**What is asked:**
For every line in the data below that contains "donde", copy the line.

[START OF Data supplied]

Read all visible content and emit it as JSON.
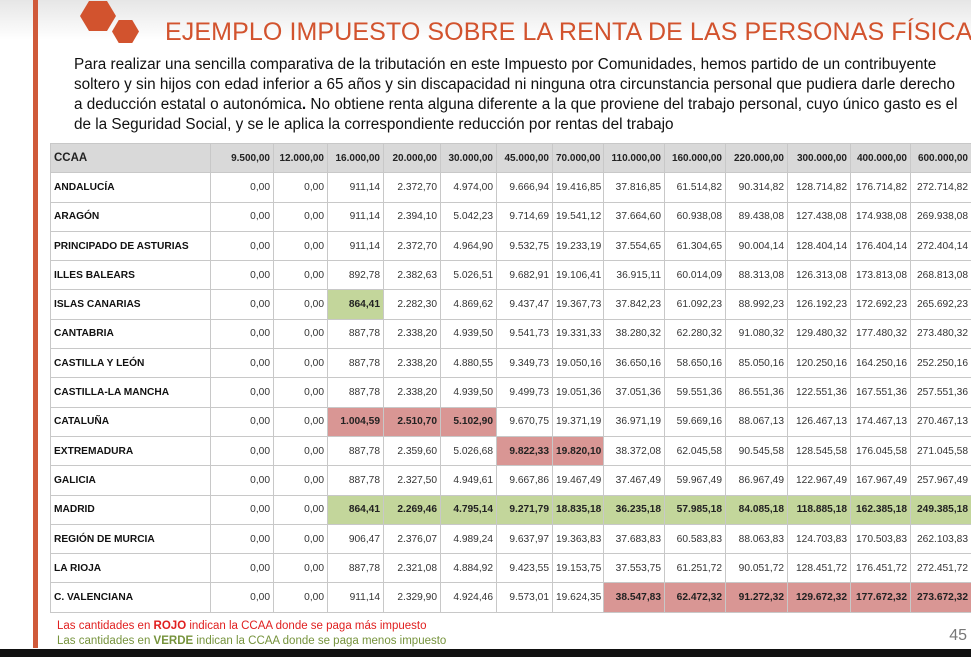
{
  "title": "EJEMPLO IMPUESTO SOBRE LA RENTA DE LAS PERSONAS FÍSICAS",
  "intro_normal_1": "Para realizar una sencilla comparativa de la tributación en este Impuesto por Comunidades, hemos partido de un contribuyente soltero y sin hijos con edad inferior a 65 años y sin discapacidad ni ninguna otra circunstancia personal que pudiera darle derecho a deducción estatal o autonómica",
  "intro_bold": ".",
  "intro_normal_2": " No obtiene renta alguna diferente a la que proviene del trabajo personal, cuyo único gasto es el de la Seguridad Social, y se le aplica la correspondiente reducción por rentas del trabajo",
  "table": {
    "headers": [
      "CCAA",
      "9.500,00",
      "12.000,00",
      "16.000,00",
      "20.000,00",
      "30.000,00",
      "45.000,00",
      "70.000,00",
      "110.000,00",
      "160.000,00",
      "220.000,00",
      "300.000,00",
      "400.000,00",
      "600.000,00"
    ],
    "rows": [
      {
        "name": "ANDALUCÍA",
        "values": [
          "0,00",
          "0,00",
          "911,14",
          "2.372,70",
          "4.974,00",
          "9.666,94",
          "19.416,85",
          "37.816,85",
          "61.514,82",
          "90.314,82",
          "128.714,82",
          "176.714,82",
          "272.714,82"
        ],
        "hl": [
          "",
          "",
          "",
          "",
          "",
          "",
          "",
          "",
          "",
          "",
          "",
          "",
          ""
        ]
      },
      {
        "name": "ARAGÓN",
        "values": [
          "0,00",
          "0,00",
          "911,14",
          "2.394,10",
          "5.042,23",
          "9.714,69",
          "19.541,12",
          "37.664,60",
          "60.938,08",
          "89.438,08",
          "127.438,08",
          "174.938,08",
          "269.938,08"
        ],
        "hl": [
          "",
          "",
          "",
          "",
          "",
          "",
          "",
          "",
          "",
          "",
          "",
          "",
          ""
        ]
      },
      {
        "name": "PRINCIPADO DE ASTURIAS",
        "values": [
          "0,00",
          "0,00",
          "911,14",
          "2.372,70",
          "4.964,90",
          "9.532,75",
          "19.233,19",
          "37.554,65",
          "61.304,65",
          "90.004,14",
          "128.404,14",
          "176.404,14",
          "272.404,14"
        ],
        "hl": [
          "",
          "",
          "",
          "",
          "",
          "",
          "",
          "",
          "",
          "",
          "",
          "",
          ""
        ]
      },
      {
        "name": "ILLES BALEARS",
        "values": [
          "0,00",
          "0,00",
          "892,78",
          "2.382,63",
          "5.026,51",
          "9.682,91",
          "19.106,41",
          "36.915,11",
          "60.014,09",
          "88.313,08",
          "126.313,08",
          "173.813,08",
          "268.813,08"
        ],
        "hl": [
          "",
          "",
          "",
          "",
          "",
          "",
          "",
          "",
          "",
          "",
          "",
          "",
          ""
        ]
      },
      {
        "name": "ISLAS CANARIAS",
        "values": [
          "0,00",
          "0,00",
          "864,41",
          "2.282,30",
          "4.869,62",
          "9.437,47",
          "19.367,73",
          "37.842,23",
          "61.092,23",
          "88.992,23",
          "126.192,23",
          "172.692,23",
          "265.692,23"
        ],
        "hl": [
          "",
          "",
          "g",
          "",
          "",
          "",
          "",
          "",
          "",
          "",
          "",
          "",
          ""
        ]
      },
      {
        "name": "CANTABRIA",
        "values": [
          "0,00",
          "0,00",
          "887,78",
          "2.338,20",
          "4.939,50",
          "9.541,73",
          "19.331,33",
          "38.280,32",
          "62.280,32",
          "91.080,32",
          "129.480,32",
          "177.480,32",
          "273.480,32"
        ],
        "hl": [
          "",
          "",
          "",
          "",
          "",
          "",
          "",
          "",
          "",
          "",
          "",
          "",
          ""
        ]
      },
      {
        "name": "CASTILLA Y LEÓN",
        "values": [
          "0,00",
          "0,00",
          "887,78",
          "2.338,20",
          "4.880,55",
          "9.349,73",
          "19.050,16",
          "36.650,16",
          "58.650,16",
          "85.050,16",
          "120.250,16",
          "164.250,16",
          "252.250,16"
        ],
        "hl": [
          "",
          "",
          "",
          "",
          "",
          "",
          "",
          "",
          "",
          "",
          "",
          "",
          ""
        ]
      },
      {
        "name": "CASTILLA-LA MANCHA",
        "values": [
          "0,00",
          "0,00",
          "887,78",
          "2.338,20",
          "4.939,50",
          "9.499,73",
          "19.051,36",
          "37.051,36",
          "59.551,36",
          "86.551,36",
          "122.551,36",
          "167.551,36",
          "257.551,36"
        ],
        "hl": [
          "",
          "",
          "",
          "",
          "",
          "",
          "",
          "",
          "",
          "",
          "",
          "",
          ""
        ]
      },
      {
        "name": "CATALUÑA",
        "values": [
          "0,00",
          "0,00",
          "1.004,59",
          "2.510,70",
          "5.102,90",
          "9.670,75",
          "19.371,19",
          "36.971,19",
          "59.669,16",
          "88.067,13",
          "126.467,13",
          "174.467,13",
          "270.467,13"
        ],
        "hl": [
          "",
          "",
          "r",
          "r",
          "r",
          "",
          "",
          "",
          "",
          "",
          "",
          "",
          ""
        ]
      },
      {
        "name": "EXTREMADURA",
        "values": [
          "0,00",
          "0,00",
          "887,78",
          "2.359,60",
          "5.026,68",
          "9.822,33",
          "19.820,10",
          "38.372,08",
          "62.045,58",
          "90.545,58",
          "128.545,58",
          "176.045,58",
          "271.045,58"
        ],
        "hl": [
          "",
          "",
          "",
          "",
          "",
          "r",
          "r",
          "",
          "",
          "",
          "",
          "",
          ""
        ]
      },
      {
        "name": "GALICIA",
        "values": [
          "0,00",
          "0,00",
          "887,78",
          "2.327,50",
          "4.949,61",
          "9.667,86",
          "19.467,49",
          "37.467,49",
          "59.967,49",
          "86.967,49",
          "122.967,49",
          "167.967,49",
          "257.967,49"
        ],
        "hl": [
          "",
          "",
          "",
          "",
          "",
          "",
          "",
          "",
          "",
          "",
          "",
          "",
          ""
        ]
      },
      {
        "name": "MADRID",
        "values": [
          "0,00",
          "0,00",
          "864,41",
          "2.269,46",
          "4.795,14",
          "9.271,79",
          "18.835,18",
          "36.235,18",
          "57.985,18",
          "84.085,18",
          "118.885,18",
          "162.385,18",
          "249.385,18"
        ],
        "hl": [
          "",
          "",
          "g",
          "g",
          "g",
          "g",
          "g",
          "g",
          "g",
          "g",
          "g",
          "g",
          "g"
        ]
      },
      {
        "name": "REGIÓN DE MURCIA",
        "values": [
          "0,00",
          "0,00",
          "906,47",
          "2.376,07",
          "4.989,24",
          "9.637,97",
          "19.363,83",
          "37.683,83",
          "60.583,83",
          "88.063,83",
          "124.703,83",
          "170.503,83",
          "262.103,83"
        ],
        "hl": [
          "",
          "",
          "",
          "",
          "",
          "",
          "",
          "",
          "",
          "",
          "",
          "",
          ""
        ]
      },
      {
        "name": "LA RIOJA",
        "values": [
          "0,00",
          "0,00",
          "887,78",
          "2.321,08",
          "4.884,92",
          "9.423,55",
          "19.153,75",
          "37.553,75",
          "61.251,72",
          "90.051,72",
          "128.451,72",
          "176.451,72",
          "272.451,72"
        ],
        "hl": [
          "",
          "",
          "",
          "",
          "",
          "",
          "",
          "",
          "",
          "",
          "",
          "",
          ""
        ]
      },
      {
        "name": "C. VALENCIANA",
        "values": [
          "0,00",
          "0,00",
          "911,14",
          "2.329,90",
          "4.924,46",
          "9.573,01",
          "19.624,35",
          "38.547,83",
          "62.472,32",
          "91.272,32",
          "129.672,32",
          "177.672,32",
          "273.672,32"
        ],
        "hl": [
          "",
          "",
          "",
          "",
          "",
          "",
          "",
          "r",
          "r",
          "r",
          "r",
          "r",
          "r"
        ]
      }
    ]
  },
  "notes": {
    "red_pre": "Las cantidades en ",
    "red_word": "ROJO",
    "red_post": " indican la CCAA donde se paga más impuesto",
    "green_pre": "Las cantidades en ",
    "green_word": "VERDE",
    "green_post": " indican la CCAA donde se paga menos impuesto"
  },
  "page_number": "45",
  "colors": {
    "accent": "#d2532e",
    "red_highlight": "#d99694",
    "green_highlight": "#c3d69b"
  }
}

[END OF Data supplied]

**Full answer:**
    "red_post": " indican la CCAA donde se paga más impuesto",
    "green_post": " indican la CCAA donde se paga menos impuesto"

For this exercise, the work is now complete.